• _Input records_:
——————————
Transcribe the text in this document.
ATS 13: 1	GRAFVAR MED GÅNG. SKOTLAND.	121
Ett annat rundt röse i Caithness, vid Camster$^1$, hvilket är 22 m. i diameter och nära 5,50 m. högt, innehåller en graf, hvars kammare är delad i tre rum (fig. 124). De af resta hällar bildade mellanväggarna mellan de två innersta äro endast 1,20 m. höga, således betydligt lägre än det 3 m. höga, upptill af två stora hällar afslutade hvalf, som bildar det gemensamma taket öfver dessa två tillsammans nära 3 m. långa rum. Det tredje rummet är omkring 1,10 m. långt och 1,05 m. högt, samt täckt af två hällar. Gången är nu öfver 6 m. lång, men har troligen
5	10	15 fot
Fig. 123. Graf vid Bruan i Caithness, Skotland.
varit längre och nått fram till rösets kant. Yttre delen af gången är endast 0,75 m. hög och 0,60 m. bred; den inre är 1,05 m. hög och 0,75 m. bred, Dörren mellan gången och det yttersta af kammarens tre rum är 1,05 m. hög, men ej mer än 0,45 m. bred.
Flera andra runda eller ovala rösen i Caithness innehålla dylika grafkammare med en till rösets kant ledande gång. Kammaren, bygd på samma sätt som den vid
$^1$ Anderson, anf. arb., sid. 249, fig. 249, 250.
——————————
• _Problem description_:
Output the entries verbatim.

• _Solution_:
Transcribe the text in this document.
ATS 13: 1	GRAFVAR MED GÅNG. SKOTLAND.	121
Ett annat rundt röse i Caithness, vid Camster$^1$, hvilket är 22 m. i diameter och nära 5,50 m. högt, innehåller en graf, hvars kammare är delad i tre rum (fig. 124). De af resta hällar bildade mellanväggarna mellan de två innersta äro endast 1,20 m. höga, således betydligt lägre än det 3 m. höga, upptill af två stora hällar afslutade hvalf, som bildar det gemensamma taket öfver dessa två tillsammans nära 3 m. långa rum. Det tredje rummet är omkring 1,10 m. långt och 1,05 m. högt, samt täckt af två hällar. Gången är nu öfver 6 m. lång, men har troligen
5	10	15 fot
Fig. 123. Graf vid Bruan i Caithness, Skotland.
varit längre och nått fram till rösets kant. Yttre delen af gången är endast 0,75 m. hög och 0,60 m. bred; den inre är 1,05 m. hög och 0,75 m. bred, Dörren mellan gången och det yttersta af kammarens tre rum är 1,05 m. hög, men ej mer än 0,45 m. bred.
Flera andra runda eller ovala rösen i Caithness innehålla dylika grafkammare med en till rösets kant ledande gång. Kammaren, bygd på samma sätt som den vid
$^1$ Anderson, anf. arb., sid. 249, fig. 249, 250.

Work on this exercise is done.